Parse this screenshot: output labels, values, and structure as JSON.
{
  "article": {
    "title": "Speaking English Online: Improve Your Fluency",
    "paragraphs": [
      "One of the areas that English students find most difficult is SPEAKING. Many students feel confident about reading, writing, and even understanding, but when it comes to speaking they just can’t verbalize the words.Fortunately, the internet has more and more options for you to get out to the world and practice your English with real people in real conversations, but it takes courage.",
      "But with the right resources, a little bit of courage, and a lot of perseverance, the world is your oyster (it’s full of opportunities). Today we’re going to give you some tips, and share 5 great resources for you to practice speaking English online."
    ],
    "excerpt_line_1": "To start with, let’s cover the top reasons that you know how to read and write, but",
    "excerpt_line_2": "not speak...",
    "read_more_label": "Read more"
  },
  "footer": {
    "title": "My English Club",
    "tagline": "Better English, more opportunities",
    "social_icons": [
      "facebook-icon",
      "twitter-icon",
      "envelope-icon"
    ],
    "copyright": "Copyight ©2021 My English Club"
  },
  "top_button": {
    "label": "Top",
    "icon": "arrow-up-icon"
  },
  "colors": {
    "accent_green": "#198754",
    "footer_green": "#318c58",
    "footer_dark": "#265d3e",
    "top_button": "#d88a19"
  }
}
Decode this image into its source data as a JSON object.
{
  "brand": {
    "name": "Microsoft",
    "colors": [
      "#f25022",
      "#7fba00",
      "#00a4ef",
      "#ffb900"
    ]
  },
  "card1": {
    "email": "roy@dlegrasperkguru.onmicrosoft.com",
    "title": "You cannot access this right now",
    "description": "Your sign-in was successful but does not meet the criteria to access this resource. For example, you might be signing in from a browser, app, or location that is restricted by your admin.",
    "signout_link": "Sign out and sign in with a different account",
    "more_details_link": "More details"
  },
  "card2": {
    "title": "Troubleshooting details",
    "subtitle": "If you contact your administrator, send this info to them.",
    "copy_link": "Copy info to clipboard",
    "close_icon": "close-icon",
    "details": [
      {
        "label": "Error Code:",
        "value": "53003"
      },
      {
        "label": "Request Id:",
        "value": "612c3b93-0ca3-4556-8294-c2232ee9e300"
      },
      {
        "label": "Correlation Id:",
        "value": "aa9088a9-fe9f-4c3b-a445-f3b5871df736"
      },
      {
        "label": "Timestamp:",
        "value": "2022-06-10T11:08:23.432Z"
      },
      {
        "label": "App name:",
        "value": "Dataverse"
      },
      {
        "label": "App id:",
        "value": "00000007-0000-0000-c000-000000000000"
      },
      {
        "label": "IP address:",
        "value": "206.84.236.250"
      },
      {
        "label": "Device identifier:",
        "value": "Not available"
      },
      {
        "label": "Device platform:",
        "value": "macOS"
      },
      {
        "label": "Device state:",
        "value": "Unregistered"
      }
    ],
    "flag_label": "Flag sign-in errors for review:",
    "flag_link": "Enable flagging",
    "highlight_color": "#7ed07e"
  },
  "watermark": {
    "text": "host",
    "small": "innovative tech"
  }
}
########################################
> Directions: Scan the material above for the word "sign". Copy each line where it occurs.

> Task result:
    "description": "Your sign-in was successful but does not meet the criteria to access this resource. For example, you might be signing in from a browser, app, or location that is restricted by your admin.",
    "signout_link": "Sign out and sign in with a different account",
    "flag_label": "Flag sign-in errors for review:",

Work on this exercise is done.